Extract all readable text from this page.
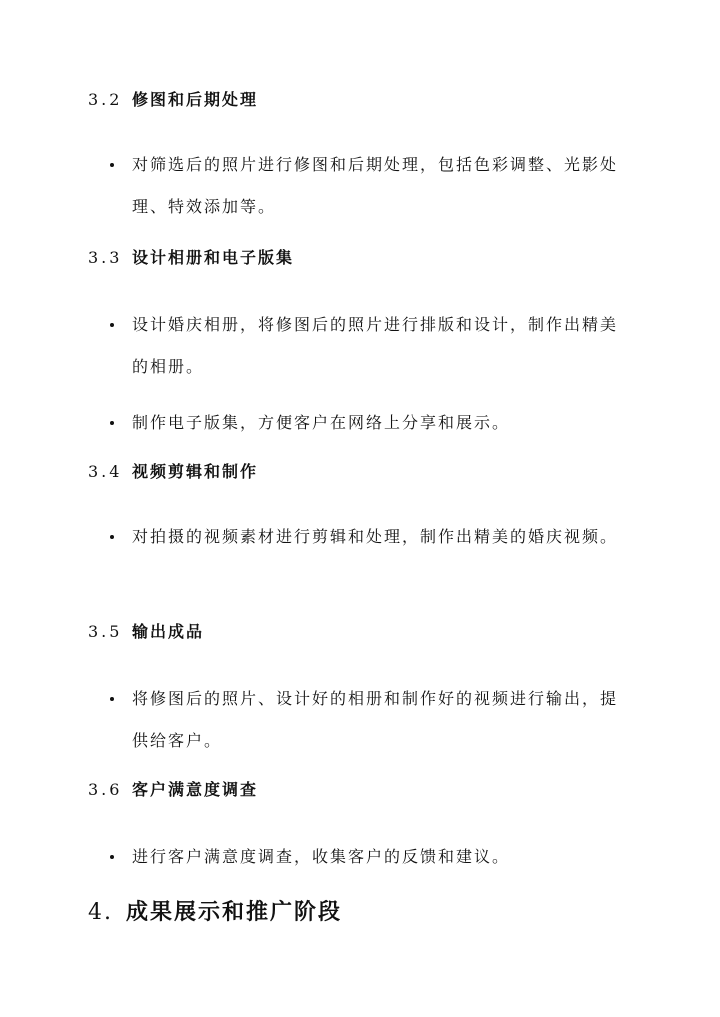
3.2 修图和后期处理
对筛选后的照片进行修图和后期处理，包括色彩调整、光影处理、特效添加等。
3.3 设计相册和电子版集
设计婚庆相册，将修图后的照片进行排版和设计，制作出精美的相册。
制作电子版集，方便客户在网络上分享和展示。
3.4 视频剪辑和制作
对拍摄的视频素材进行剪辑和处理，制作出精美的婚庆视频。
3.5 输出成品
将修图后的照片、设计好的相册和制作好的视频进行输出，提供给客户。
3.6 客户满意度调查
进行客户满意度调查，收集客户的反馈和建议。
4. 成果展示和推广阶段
= = = = = = =
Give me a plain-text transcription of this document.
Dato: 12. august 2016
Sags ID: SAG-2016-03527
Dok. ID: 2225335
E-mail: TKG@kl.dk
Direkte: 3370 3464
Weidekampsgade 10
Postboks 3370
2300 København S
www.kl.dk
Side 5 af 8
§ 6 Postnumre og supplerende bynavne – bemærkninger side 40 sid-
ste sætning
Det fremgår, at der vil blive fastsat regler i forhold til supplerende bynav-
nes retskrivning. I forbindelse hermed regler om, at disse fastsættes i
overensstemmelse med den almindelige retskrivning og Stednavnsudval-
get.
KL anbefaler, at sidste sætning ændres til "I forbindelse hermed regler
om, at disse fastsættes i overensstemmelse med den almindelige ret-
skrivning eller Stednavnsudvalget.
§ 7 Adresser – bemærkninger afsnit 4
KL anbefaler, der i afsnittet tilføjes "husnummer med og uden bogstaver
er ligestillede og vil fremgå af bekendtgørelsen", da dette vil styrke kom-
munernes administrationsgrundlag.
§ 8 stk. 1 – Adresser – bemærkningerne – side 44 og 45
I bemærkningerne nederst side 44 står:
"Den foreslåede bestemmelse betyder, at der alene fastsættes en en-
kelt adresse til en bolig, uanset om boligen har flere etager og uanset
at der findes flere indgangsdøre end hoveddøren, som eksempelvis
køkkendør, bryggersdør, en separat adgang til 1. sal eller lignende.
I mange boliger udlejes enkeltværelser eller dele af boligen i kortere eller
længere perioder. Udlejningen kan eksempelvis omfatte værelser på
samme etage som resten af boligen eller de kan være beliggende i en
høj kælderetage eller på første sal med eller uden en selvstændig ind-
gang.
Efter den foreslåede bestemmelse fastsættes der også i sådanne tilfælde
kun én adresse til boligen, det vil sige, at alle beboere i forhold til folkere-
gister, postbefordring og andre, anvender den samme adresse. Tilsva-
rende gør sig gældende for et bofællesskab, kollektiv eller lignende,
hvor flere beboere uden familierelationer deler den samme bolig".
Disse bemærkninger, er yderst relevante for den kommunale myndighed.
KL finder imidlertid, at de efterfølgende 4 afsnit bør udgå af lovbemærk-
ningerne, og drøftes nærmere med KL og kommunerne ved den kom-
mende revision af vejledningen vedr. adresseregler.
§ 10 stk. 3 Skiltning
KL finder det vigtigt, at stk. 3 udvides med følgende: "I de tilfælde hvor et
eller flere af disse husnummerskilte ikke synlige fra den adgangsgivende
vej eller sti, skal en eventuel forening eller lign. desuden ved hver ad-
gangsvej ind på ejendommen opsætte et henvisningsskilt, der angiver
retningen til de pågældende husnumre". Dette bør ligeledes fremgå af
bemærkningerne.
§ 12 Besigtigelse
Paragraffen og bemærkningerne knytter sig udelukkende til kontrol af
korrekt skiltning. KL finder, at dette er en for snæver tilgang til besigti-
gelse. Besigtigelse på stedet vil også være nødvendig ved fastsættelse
= = = = = = =
_Problem to solve_
Copy out every line of the data that includes "finder".

_Task answer_
KL finder imidlertid, at de efterfølgende 4 afsnit bør udgå af lovbemærk-
KL finder det vigtigt, at stk. 3 udvides med følgende: "I de tilfælde hvor et
korrekt skiltning. KL finder, at dette er en for snæver tilgang til besigti-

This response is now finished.